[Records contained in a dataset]
========================

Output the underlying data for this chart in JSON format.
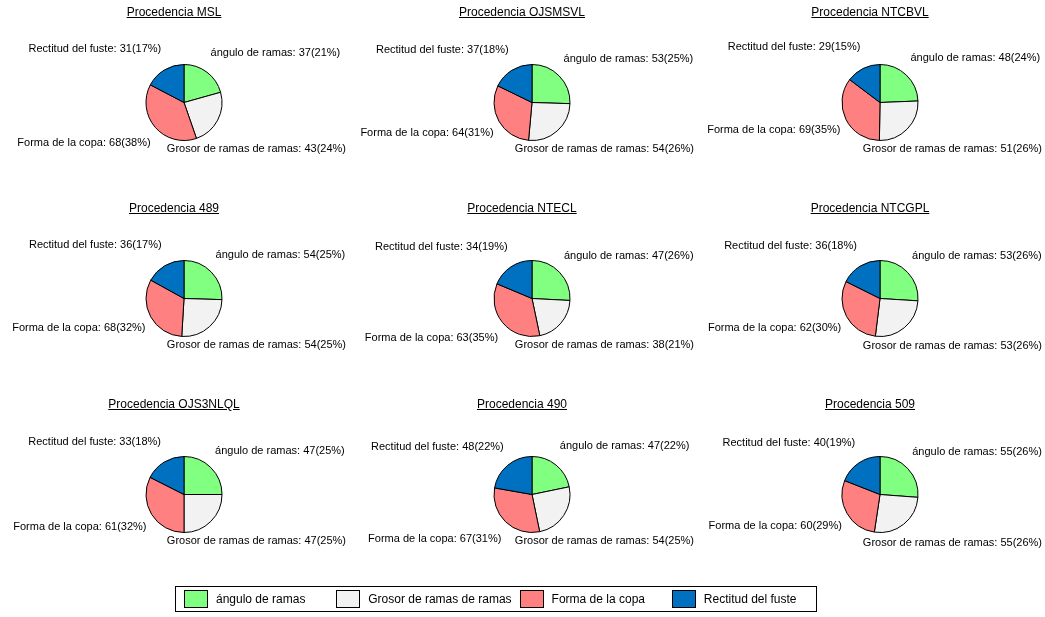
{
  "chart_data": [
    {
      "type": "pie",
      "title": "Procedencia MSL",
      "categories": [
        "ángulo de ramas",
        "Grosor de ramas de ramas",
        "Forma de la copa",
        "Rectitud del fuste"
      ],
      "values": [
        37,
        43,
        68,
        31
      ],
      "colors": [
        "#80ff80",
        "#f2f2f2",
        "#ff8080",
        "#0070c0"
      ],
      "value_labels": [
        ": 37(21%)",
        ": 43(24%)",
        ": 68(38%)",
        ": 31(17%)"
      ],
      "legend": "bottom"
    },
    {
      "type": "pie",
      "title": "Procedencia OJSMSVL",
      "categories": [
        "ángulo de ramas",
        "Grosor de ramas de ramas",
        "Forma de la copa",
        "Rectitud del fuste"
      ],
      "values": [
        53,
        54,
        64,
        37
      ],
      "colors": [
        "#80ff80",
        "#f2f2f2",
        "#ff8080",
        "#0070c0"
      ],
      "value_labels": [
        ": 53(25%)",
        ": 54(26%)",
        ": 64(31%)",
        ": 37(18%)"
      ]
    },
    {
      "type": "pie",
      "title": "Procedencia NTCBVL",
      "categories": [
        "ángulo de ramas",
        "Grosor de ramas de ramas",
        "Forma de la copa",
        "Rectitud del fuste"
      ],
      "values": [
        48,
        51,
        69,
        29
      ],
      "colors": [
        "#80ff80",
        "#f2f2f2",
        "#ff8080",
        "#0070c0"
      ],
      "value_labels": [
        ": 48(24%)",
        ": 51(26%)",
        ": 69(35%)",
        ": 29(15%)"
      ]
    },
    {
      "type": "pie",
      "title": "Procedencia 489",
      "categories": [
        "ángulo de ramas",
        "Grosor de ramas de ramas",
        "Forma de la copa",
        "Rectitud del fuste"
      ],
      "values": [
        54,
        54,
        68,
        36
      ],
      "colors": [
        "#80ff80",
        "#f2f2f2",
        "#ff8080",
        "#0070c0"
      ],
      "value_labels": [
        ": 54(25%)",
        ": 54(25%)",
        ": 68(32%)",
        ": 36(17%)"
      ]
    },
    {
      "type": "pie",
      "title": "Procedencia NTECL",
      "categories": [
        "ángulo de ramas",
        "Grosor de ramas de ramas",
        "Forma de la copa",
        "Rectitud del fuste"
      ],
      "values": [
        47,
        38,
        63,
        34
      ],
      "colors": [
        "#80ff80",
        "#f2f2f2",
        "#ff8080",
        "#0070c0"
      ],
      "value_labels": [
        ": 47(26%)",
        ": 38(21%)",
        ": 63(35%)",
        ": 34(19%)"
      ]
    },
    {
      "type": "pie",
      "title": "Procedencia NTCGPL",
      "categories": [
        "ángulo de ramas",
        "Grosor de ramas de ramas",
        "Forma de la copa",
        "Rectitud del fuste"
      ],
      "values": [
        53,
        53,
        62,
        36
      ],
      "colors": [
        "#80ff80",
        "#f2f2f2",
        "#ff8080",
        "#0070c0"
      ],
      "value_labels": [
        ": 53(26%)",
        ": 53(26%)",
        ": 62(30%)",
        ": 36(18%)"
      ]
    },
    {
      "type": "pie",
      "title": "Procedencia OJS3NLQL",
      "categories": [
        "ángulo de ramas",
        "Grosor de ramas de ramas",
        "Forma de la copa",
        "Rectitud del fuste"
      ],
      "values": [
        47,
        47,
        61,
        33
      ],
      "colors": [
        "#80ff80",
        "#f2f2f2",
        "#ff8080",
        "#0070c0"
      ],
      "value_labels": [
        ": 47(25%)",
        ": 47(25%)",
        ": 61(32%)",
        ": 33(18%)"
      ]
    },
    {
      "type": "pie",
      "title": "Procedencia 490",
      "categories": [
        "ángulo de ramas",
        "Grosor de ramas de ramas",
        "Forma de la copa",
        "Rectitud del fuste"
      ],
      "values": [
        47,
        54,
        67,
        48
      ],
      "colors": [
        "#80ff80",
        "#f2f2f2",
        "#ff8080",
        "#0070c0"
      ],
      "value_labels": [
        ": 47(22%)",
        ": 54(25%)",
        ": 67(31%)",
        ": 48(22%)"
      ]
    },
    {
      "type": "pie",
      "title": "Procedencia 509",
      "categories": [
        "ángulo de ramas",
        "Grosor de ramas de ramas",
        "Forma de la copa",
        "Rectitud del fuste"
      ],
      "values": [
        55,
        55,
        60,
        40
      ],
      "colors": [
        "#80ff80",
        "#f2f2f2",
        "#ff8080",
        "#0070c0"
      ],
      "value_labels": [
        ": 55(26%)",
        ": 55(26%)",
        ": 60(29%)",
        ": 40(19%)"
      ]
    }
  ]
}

========================

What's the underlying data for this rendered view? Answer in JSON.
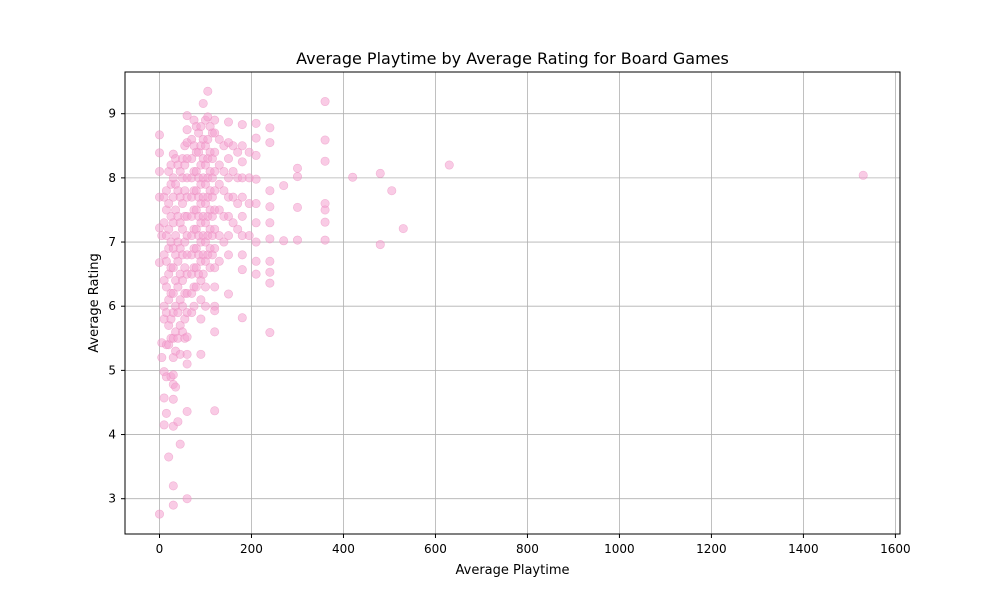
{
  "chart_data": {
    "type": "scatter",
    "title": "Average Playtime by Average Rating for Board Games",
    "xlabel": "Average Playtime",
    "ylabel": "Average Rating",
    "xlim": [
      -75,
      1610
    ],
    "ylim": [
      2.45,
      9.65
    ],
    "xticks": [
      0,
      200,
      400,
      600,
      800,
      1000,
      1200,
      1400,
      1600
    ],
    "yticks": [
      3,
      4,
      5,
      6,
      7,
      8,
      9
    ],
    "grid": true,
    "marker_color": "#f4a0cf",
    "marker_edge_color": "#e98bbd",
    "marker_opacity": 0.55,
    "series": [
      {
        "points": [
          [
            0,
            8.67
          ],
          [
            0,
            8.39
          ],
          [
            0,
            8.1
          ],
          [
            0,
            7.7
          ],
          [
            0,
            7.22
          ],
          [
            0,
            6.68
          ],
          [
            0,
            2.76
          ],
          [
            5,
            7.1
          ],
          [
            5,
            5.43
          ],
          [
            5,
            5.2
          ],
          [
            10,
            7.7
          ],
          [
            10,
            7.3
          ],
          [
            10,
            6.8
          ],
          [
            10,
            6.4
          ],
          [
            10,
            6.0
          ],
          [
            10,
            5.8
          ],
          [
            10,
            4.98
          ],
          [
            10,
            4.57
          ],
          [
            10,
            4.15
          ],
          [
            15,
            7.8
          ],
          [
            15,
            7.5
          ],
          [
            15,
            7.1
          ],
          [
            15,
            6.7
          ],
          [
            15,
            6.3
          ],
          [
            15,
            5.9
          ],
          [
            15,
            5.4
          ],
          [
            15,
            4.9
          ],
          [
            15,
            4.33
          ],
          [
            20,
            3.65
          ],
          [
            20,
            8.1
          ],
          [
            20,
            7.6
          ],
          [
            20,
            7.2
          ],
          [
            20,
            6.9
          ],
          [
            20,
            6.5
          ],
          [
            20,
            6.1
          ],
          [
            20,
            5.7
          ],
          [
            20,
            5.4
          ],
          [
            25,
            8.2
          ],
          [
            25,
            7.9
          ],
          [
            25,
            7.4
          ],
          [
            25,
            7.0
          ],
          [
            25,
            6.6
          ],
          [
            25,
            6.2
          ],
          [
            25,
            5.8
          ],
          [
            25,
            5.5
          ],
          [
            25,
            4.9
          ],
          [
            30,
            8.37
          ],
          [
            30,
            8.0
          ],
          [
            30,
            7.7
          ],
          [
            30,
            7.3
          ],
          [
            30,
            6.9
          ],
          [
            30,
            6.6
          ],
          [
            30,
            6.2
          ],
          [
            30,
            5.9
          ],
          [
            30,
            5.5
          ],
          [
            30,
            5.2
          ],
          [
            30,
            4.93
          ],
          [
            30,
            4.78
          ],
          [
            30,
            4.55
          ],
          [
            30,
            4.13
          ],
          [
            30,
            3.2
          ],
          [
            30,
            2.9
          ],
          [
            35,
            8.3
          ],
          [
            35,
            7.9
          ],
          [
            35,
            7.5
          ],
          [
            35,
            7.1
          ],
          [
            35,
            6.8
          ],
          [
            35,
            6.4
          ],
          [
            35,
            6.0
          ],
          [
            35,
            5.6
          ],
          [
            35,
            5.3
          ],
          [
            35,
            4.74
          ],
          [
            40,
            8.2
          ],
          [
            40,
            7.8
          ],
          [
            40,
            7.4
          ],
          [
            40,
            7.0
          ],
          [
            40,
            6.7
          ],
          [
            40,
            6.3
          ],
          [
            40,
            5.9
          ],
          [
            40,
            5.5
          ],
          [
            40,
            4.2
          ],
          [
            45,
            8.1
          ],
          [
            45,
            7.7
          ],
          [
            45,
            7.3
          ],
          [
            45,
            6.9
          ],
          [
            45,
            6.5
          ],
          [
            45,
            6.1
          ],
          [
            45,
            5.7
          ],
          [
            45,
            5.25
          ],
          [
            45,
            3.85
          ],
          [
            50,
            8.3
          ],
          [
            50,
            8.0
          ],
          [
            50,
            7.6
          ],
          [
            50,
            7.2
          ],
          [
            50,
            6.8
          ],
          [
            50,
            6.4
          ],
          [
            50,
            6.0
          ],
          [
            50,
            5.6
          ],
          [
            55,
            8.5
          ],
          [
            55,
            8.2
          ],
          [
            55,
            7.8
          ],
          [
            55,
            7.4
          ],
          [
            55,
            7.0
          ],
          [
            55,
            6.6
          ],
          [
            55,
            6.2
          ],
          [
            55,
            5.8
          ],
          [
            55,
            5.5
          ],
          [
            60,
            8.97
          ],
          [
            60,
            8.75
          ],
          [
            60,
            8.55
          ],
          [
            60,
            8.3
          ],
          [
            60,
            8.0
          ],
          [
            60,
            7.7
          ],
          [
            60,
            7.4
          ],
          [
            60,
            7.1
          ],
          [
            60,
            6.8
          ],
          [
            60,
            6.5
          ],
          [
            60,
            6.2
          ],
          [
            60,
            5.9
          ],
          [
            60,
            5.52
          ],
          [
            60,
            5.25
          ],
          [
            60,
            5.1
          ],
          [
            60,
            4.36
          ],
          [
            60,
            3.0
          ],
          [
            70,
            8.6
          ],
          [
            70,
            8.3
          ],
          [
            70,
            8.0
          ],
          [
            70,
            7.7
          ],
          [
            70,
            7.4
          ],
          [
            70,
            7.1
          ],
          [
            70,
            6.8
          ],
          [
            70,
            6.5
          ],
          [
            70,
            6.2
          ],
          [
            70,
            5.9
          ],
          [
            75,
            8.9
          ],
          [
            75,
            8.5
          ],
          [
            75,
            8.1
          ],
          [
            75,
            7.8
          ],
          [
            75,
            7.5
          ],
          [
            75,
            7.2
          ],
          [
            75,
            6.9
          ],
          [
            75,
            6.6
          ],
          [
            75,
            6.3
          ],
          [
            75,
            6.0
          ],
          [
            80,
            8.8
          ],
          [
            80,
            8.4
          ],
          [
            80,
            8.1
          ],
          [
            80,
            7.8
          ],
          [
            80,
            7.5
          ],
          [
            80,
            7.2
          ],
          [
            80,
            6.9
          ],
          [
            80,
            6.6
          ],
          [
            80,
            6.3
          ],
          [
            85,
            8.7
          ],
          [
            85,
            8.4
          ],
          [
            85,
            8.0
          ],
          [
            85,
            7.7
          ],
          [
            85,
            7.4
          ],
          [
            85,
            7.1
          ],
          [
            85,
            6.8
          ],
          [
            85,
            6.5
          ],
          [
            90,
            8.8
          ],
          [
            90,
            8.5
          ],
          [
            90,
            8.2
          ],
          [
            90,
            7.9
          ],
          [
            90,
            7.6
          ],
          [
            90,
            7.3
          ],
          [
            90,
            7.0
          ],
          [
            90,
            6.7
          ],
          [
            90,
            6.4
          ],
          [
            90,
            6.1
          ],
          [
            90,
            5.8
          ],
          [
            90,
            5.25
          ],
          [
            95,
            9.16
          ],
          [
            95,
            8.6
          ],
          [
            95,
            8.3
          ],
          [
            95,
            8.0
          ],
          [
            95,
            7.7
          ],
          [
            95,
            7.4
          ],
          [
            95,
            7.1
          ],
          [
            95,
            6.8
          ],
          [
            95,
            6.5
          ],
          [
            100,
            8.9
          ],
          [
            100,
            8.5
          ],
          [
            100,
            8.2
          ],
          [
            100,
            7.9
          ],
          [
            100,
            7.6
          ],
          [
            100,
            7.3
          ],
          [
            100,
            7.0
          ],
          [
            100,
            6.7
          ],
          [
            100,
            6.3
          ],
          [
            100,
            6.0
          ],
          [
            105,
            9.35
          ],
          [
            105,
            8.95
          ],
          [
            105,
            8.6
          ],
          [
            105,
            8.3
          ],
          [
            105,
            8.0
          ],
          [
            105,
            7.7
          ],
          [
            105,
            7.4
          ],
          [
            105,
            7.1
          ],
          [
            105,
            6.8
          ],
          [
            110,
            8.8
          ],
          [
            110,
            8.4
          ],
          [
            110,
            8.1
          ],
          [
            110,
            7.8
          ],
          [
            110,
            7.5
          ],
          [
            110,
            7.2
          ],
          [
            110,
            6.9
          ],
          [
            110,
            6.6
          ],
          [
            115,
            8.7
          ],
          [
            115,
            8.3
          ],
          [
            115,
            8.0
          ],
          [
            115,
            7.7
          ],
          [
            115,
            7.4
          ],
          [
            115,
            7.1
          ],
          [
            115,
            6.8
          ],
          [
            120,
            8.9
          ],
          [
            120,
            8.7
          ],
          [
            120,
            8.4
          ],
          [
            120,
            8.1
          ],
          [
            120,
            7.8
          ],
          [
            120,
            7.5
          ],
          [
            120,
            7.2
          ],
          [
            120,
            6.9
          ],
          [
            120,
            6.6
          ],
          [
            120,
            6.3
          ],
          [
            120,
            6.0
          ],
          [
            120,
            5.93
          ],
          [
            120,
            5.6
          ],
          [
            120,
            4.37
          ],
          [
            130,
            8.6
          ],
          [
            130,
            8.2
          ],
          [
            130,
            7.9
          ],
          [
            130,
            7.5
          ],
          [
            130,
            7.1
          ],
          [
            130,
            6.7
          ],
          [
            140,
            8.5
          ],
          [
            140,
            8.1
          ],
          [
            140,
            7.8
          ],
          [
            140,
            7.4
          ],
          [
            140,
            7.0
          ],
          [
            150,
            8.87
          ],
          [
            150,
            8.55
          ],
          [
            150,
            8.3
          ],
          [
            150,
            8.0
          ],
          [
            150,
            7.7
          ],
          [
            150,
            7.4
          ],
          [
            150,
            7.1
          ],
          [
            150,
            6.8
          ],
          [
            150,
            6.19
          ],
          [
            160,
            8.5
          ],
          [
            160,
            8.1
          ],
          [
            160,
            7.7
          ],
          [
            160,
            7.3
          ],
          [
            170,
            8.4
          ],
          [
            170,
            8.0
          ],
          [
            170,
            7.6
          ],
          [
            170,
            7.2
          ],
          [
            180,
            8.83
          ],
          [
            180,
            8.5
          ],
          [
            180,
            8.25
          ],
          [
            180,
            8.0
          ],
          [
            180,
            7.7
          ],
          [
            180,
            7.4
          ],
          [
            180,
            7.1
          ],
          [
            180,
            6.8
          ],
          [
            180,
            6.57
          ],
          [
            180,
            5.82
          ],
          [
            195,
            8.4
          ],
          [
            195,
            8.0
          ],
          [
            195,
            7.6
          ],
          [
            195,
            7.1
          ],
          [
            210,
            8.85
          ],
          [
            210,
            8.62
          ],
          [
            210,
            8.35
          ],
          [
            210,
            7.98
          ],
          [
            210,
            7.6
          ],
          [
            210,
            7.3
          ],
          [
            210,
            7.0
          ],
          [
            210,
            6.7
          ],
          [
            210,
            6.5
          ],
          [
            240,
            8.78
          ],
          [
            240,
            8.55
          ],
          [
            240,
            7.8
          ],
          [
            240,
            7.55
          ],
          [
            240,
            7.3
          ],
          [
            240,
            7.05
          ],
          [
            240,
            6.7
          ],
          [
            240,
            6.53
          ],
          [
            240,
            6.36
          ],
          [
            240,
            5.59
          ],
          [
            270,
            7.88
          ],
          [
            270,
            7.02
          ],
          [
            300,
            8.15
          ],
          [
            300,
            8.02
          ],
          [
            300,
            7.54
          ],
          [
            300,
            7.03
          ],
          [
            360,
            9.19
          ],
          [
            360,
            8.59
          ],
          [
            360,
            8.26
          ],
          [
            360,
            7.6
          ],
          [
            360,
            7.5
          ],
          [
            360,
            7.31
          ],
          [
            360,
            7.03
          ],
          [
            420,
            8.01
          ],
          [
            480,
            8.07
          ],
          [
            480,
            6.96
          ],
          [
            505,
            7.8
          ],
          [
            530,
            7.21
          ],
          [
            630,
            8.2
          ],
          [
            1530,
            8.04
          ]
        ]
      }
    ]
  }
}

========================

> EXERCISE DIRECTIONS
Show every line of the listing in which the string "underlying" can be found.

> WRITTEN ANSWER
Output the underlying data for this chart in JSON format.
What's the underlying data for this rendered view? Answer in JSON.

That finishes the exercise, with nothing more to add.